The harsh experiences of Filipino children growing up on the streets are being brought home to Adelaide school students in a bid to promote awareness and action about child poverty. Jessica Bassano talks to two survivors, and the Australian woman dedicated to change.

May 24, 2019, updated May 28, 2019
Justin Lacambia tells schoolchildren about surviving on the streets in the Philippines. Photo: supplied

Justin Lacambia tells schoolchildren about surviving on the streets in the Philippines. Photo: supplied

Catherine Scerri was in high school when she took a trip to the Philippines which changed her life.

She met children who’d been abused, exploited and subjected to hours in detention centers.

The experience left her feeling confronted, overwhelmed – but inspired.

Scerri soon encountered a group, Bahay Tuluyan, set up in 1987 by a Filipino parish church group whose members were concerned by the growing number of street children in Manila.

It was here Scerri discovered a space filled with people optimistic in the face of adversity.

“I was blown away by the positivity, the energy and the way kids were doing something to make the world a better place, they weren’t just there to get help for themselves,” she said.

“The spirit and the young people of Bahay Tuluyan, getting together, teaching each other, going to the street and leading.

“That for me has been a very powerful draw card so I said I wanted to go back.”

Now 41, the lawyer and activist divides her time between Australia and the Philippines.

She has seen Bahay Tuluyan expand to four locations throughout the islands, offering spaces for young people to gain employment and learn skills such as farming.

She also joined the NGO’s staff and students as they cross the globe educating people about the injustices of Filipino children.

Scerri and two Filipino teens, Donita Ruiz and Justin Lacambra, are now in Australia, talking to students at schools in Adelaide and interstate about social justice in a bid to raise awareness about poverty and issues facing young people in the Philippines.

“Donita and Justin have a performance where they talk about their experience living on the street and the… push and pull factors that affected them,” Scerri said.

**Set of tasks:**
• A. Repeat the saved data rows verbatim, from the first row up to and including the line that contains "staticText: Get Free".
• B. Continue the article about Filipino street children from its last sentence.
The rows that follow have no connection to the article about Filipino street children.

(Saved data entries)
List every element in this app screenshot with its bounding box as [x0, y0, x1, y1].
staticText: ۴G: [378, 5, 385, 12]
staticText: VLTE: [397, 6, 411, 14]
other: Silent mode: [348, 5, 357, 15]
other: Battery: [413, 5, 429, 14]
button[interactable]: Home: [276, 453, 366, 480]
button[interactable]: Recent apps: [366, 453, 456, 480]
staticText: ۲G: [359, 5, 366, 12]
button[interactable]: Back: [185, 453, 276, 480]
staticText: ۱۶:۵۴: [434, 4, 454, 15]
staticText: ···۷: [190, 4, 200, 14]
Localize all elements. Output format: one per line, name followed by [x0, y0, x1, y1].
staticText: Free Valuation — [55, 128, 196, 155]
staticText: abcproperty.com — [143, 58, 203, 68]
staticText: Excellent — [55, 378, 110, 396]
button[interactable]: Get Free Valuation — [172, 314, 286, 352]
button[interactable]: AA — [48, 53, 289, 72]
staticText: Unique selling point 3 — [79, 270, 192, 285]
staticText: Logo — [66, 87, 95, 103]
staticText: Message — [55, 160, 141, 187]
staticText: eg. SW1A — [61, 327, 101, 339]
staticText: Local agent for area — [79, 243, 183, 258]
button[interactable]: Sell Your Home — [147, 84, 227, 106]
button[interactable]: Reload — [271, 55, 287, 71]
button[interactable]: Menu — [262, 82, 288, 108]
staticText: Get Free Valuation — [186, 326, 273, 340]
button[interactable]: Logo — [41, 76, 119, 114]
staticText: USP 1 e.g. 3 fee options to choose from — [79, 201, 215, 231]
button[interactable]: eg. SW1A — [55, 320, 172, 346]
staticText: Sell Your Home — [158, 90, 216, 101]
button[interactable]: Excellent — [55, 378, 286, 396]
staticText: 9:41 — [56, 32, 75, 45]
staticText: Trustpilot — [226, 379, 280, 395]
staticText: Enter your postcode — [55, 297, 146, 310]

**Answer set:**
• A.
List every element in this app screenshot with its bounding box as [x0, y0, x1, y1].
staticText: ۴G: [378, 5, 385, 12]
staticText: VLTE: [397, 6, 411, 14]
other: Silent mode: [348, 5, 357, 15]
other: Battery: [413, 5, 429, 14]
button[interactable]: Home: [276, 453, 366, 480]
button[interactable]: Recent apps: [366, 453, 456, 480]
staticText: ۲G: [359, 5, 366, 12]
button[interactable]: Back: [185, 453, 276, 480]
staticText: ۱۶:۵۴: [434, 4, 454, 15]
staticText: ···۷: [190, 4, 200, 14]
Localize all elements. Output format: one per line, name followed by [x0, y0, x1, y1].
staticText: Free Valuation — [55, 128, 196, 155]
staticText: abcproperty.com — [143, 58, 203, 68]
staticText: Excellent — [55, 378, 110, 396]
button[interactable]: Get Free Valuation — [172, 314, 286, 352]
button[interactable]: AA — [48, 53, 289, 72]
staticText: Unique selling point 3 — [79, 270, 192, 285]
staticText: Logo — [66, 87, 95, 103]
staticText: Message — [55, 160, 141, 187]
staticText: eg. SW1A — [61, 327, 101, 339]
staticText: Local agent for area — [79, 243, 183, 258]
button[interactable]: Sell Your Home — [147, 84, 227, 106]
button[interactable]: Reload — [271, 55, 287, 71]
button[interactable]: Menu — [262, 82, 288, 108]
staticText: Get Free Valuation — [186, 326, 273, 340]

• B.
“What we do with the kids is try to help them understand a bit about how the world’s resources are distributed.

“We want to give them a chance to see things through someone else’s eyes.”

Ruiz is a vivacious 18-year old. She came to Bahay Tuluyan as a child.

“My mother works as a garbage collector. Not in the government or something, she just gets garbage and cleans it and then sells it to the junk shop,” Ruiz said.

“And so I was growing up on the street but I’ve always loved reading, that’s the thing that drove me to school because they have lots of books.

“I feel safe there and not on the street… [on] the street I always experienced those things that make me scared.

“But I’m learning to open myself up and speaking up for what happened and being an inspiration or something.

“I just wanted to share my experiences… and tell other people what’s really happening.”

Catherine Scerri with Justin Lacambra and Donita Ruiz. Photo: Jessica Bassano

Ruiz’s family represents the more than 20 per cent of Filipinos living in poverty. But she hopes to break that cycle when she completes year 12 next year.

Like Ruiz, Lacambra learnt to read and write through one of Bahay Tuluyan’s programs.

The organisation also helped shelter him from the street violence rife throughout the country.

“My mother was arrested because of drugs and my father was always drinking and hurt us. Not only me but also my other siblings and I decided to go onto the street,” the 19 year-old said.

“In the street I learnt a lot of things that I need to do just to survive. Like I need to collect garbage… and I [was] involved in one group, like a group of guns and they teach me how to steal, how to fight and sometimes we are involved in riot.

“The last time with my cousin, when we was stealing, the police… chased and my cousin was caught.

He was dead. And then I realised and I think it’s time to change my life.”

Bahay Tuluyan runs a number of programs engaging people across four areas: children, young people, families and communities.

Scerri says she has seen how the group can influence policy. But progress is slow, and not aided by the current government.

“It’s pretty grim and to some extent we’re going backwards,” Scerri said.

“If you’d asked me three years ago I would have been a bit more positive.

“I need to stay pretty low key, especially as a foreigner, especially as a female. It’s not a good environment and a human rights activist, female and foreign are three tick boxes that you don’t want to be ticking at the moment.

“But as an organisation we’re still strongly speaking out.

“We’re doing a lot of documentation of people experiencing human rights violations…  and we’re working with groups making sure that the documentation gets to the people who need it, who can do something with it.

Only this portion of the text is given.